Return the records that follow, matching each one exactly.

(Data entries)
##########
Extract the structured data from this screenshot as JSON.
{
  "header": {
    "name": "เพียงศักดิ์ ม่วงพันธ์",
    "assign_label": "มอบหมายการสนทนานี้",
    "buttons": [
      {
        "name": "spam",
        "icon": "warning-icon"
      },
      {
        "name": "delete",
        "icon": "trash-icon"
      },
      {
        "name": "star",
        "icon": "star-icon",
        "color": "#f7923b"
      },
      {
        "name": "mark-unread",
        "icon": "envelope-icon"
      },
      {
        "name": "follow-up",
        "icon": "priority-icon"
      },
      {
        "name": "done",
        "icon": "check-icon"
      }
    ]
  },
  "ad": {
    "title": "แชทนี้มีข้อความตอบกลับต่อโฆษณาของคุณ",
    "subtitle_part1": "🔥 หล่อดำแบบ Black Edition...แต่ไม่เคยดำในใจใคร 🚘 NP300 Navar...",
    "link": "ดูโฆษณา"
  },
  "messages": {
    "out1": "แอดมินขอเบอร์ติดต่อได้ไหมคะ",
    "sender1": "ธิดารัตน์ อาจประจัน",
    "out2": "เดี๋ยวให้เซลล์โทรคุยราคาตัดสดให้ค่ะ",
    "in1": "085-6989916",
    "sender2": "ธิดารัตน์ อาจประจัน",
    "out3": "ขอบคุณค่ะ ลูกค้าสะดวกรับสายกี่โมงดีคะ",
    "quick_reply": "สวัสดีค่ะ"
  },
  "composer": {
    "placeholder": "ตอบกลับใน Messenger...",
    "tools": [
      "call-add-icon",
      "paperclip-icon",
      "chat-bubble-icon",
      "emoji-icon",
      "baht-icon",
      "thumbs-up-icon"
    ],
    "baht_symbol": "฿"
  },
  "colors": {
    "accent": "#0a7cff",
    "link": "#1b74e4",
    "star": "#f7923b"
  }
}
##########
## EXERCISE RESULT
Extract the structured data from this screenshot as JSON.
{
  "header": {
    "name": "เพียงศักดิ์ ม่วงพันธ์",
    "assign_label": "มอบหมายการสนทนานี้",
    "buttons": [
      {
        "name": "spam",
        "icon": "warning-icon"
      },
      {
        "name": "delete",
        "icon": "trash-icon"
      },
      {
        "name": "star",
        "icon": "star-icon",
        "color": "#f7923b"
      },
      {
        "name": "mark-unread",
        "icon": "envelope-icon"
      },
      {
        "name": "follow-up",
        "icon": "priority-icon"
      },
      {
        "name": "done",
        "icon": "check-icon"
      }
    ]
  },
  "ad": {
    "title": "แชทนี้มีข้อความตอบกลับต่อโฆษณาของคุณ",
    "subtitle_part1": "🔥 หล่อดำแบบ Black Edition...แต่ไม่เคยดำในใจใคร 🚘 NP300 Navar...",
    "link": "ดูโฆษณา"
  },
  "messages": {
    "out1": "แอดมินขอเบอร์ติดต่อได้ไหมคะ",
    "sender1": "ธิดารัตน์ อาจประจัน",
    "out2": "เดี๋ยวให้เซลล์โทรคุยราคาตัดสดให้ค่ะ",
    "in1": "085-6989916",
    "sender2": "ธิดารัตน์ อาจประจัน",
    "out3": "ขอบคุณค่ะ ลูกค้าสะดวกรับสายกี่โมงดีคะ",
    "quick_reply": "สวัสดีค่ะ"
  },
  "composer": {
    "placeholder": "ตอบกลับใน Messenger...",
    "tools": [
      "call-add-icon",
      "paperclip-icon",
      "chat-bubble-icon",
      "emoji-icon",
      "baht-icon",
      "thumbs-up-icon"
    ],
    "baht_symbol": "฿"
  },
  "colors": {
    "accent": "#0a7cff",
    "link": "#1b74e4",
    "star": "#f7923b"
  }
}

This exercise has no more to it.